[Lines of data]
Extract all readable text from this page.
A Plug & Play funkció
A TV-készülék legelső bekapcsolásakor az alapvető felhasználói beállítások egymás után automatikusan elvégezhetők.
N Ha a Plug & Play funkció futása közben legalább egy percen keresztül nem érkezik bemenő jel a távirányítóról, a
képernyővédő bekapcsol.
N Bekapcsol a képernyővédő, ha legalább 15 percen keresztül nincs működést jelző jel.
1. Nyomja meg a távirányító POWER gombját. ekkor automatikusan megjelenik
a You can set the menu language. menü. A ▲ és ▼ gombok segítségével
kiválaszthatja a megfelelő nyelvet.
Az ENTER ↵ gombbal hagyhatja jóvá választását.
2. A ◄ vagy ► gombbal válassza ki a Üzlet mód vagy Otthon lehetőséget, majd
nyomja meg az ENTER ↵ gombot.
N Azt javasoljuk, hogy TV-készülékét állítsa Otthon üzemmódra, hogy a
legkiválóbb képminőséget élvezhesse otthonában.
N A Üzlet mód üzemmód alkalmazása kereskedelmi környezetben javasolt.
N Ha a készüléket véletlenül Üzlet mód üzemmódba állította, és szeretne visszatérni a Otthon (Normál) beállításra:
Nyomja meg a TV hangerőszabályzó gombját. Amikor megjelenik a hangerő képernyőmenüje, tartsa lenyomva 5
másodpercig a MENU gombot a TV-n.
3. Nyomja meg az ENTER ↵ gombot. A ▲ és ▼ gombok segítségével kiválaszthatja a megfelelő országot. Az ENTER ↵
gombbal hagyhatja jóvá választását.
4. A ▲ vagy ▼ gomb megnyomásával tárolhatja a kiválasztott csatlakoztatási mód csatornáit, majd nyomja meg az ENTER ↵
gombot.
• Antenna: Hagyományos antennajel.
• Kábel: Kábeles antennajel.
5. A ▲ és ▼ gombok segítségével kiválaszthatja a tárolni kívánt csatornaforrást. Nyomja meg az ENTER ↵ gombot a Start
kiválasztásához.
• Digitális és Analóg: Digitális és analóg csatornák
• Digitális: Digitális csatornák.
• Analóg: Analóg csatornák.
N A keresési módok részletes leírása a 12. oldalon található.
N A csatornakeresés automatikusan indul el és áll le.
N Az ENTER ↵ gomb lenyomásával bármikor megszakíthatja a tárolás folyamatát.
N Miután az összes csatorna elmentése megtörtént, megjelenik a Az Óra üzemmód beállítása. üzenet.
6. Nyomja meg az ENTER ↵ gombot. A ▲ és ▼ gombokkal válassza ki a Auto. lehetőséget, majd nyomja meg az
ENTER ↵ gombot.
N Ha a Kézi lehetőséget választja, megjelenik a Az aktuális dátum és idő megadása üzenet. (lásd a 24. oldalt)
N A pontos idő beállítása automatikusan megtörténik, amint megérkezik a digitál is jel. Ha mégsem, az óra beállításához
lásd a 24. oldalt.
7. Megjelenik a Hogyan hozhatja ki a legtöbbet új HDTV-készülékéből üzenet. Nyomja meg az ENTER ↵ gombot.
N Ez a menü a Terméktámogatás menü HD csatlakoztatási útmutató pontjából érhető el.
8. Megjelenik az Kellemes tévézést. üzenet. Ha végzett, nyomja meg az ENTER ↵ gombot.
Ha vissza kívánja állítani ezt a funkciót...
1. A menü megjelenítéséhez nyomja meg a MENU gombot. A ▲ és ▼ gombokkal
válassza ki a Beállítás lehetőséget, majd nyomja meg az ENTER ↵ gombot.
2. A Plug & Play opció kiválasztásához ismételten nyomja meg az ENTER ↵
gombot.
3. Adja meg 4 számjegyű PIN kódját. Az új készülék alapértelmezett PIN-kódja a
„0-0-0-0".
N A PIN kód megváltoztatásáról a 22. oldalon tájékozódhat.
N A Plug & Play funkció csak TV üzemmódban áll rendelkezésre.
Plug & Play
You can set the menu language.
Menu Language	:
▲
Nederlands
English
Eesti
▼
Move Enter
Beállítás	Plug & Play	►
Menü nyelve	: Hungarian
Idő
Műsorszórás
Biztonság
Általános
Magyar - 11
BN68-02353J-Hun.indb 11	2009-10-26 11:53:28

What is expected:
From the records above, extract each line exactly as shown.

Solved problem:
Extract all readable text from this page.
A Plug & Play funkció
A TV-készülék legelső bekapcsolásakor az alapvető felhasználói beállítások egymás után automatikusan elvégezhetők.
N Ha a Plug & Play funkció futása közben legalább egy percen keresztül nem érkezik bemenő jel a távirányítóról, a
képernyővédő bekapcsol.
N Bekapcsol a képernyővédő, ha legalább 15 percen keresztül nincs működést jelző jel.
1. Nyomja meg a távirányító POWER gombját. ekkor automatikusan megjelenik
a You can set the menu language. menü. A ▲ és ▼ gombok segítségével
kiválaszthatja a megfelelő nyelvet.
Az ENTER ↵ gombbal hagyhatja jóvá választását.
2. A ◄ vagy ► gombbal válassza ki a Üzlet mód vagy Otthon lehetőséget, majd
nyomja meg az ENTER ↵ gombot.
N Azt javasoljuk, hogy TV-készülékét állítsa Otthon üzemmódra, hogy a
legkiválóbb képminőséget élvezhesse otthonában.
N A Üzlet mód üzemmód alkalmazása kereskedelmi környezetben javasolt.
N Ha a készüléket véletlenül Üzlet mód üzemmódba állította, és szeretne visszatérni a Otthon (Normál) beállításra:
Nyomja meg a TV hangerőszabályzó gombját. Amikor megjelenik a hangerő képernyőmenüje, tartsa lenyomva 5
másodpercig a MENU gombot a TV-n.
3. Nyomja meg az ENTER ↵ gombot. A ▲ és ▼ gombok segítségével kiválaszthatja a megfelelő országot. Az ENTER ↵
gombbal hagyhatja jóvá választását.
4. A ▲ vagy ▼ gomb megnyomásával tárolhatja a kiválasztott csatlakoztatási mód csatornáit, majd nyomja meg az ENTER ↵
gombot.
• Antenna: Hagyományos antennajel.
• Kábel: Kábeles antennajel.
5. A ▲ és ▼ gombok segítségével kiválaszthatja a tárolni kívánt csatornaforrást. Nyomja meg az ENTER ↵ gombot a Start
kiválasztásához.
• Digitális és Analóg: Digitális és analóg csatornák
• Digitális: Digitális csatornák.
• Analóg: Analóg csatornák.
N A keresési módok részletes leírása a 12. oldalon található.
N A csatornakeresés automatikusan indul el és áll le.
N Az ENTER ↵ gomb lenyomásával bármikor megszakíthatja a tárolás folyamatát.
N Miután az összes csatorna elmentése megtörtént, megjelenik a Az Óra üzemmód beállítása. üzenet.
6. Nyomja meg az ENTER ↵ gombot. A ▲ és ▼ gombokkal válassza ki a Auto. lehetőséget, majd nyomja meg az
ENTER ↵ gombot.
N Ha a Kézi lehetőséget választja, megjelenik a Az aktuális dátum és idő megadása üzenet. (lásd a 24. oldalt)
N A pontos idő beállítása automatikusan megtörténik, amint megérkezik a digitál is jel. Ha mégsem, az óra beállításához
lásd a 24. oldalt.
7. Megjelenik a Hogyan hozhatja ki a legtöbbet új HDTV-készülékéből üzenet. Nyomja meg az ENTER ↵ gombot.
N Ez a menü a Terméktámogatás menü HD csatlakoztatási útmutató pontjából érhető el.
8. Megjelenik az Kellemes tévézést. üzenet. Ha végzett, nyomja meg az ENTER ↵ gombot.
Ha vissza kívánja állítani ezt a funkciót...
1. A menü megjelenítéséhez nyomja meg a MENU gombot. A ▲ és ▼ gombokkal
válassza ki a Beállítás lehetőséget, majd nyomja meg az ENTER ↵ gombot.
2. A Plug & Play opció kiválasztásához ismételten nyomja meg az ENTER ↵
gombot.
3. Adja meg 4 számjegyű PIN kódját. Az új készülék alapértelmezett PIN-kódja a
„0-0-0-0".
N A PIN kód megváltoztatásáról a 22. oldalon tájékozódhat.
N A Plug & Play funkció csak TV üzemmódban áll rendelkezésre.
Plug & Play
You can set the menu language.
Menu Language	:
▲
Nederlands
English
Eesti
▼
Move Enter
Beállítás	Plug & Play	►
Menü nyelve	: Hungarian
Idő
Műsorszórás
Biztonság
Általános
Magyar - 11
BN68-02353J-Hun.indb 11	2009-10-26 11:53:28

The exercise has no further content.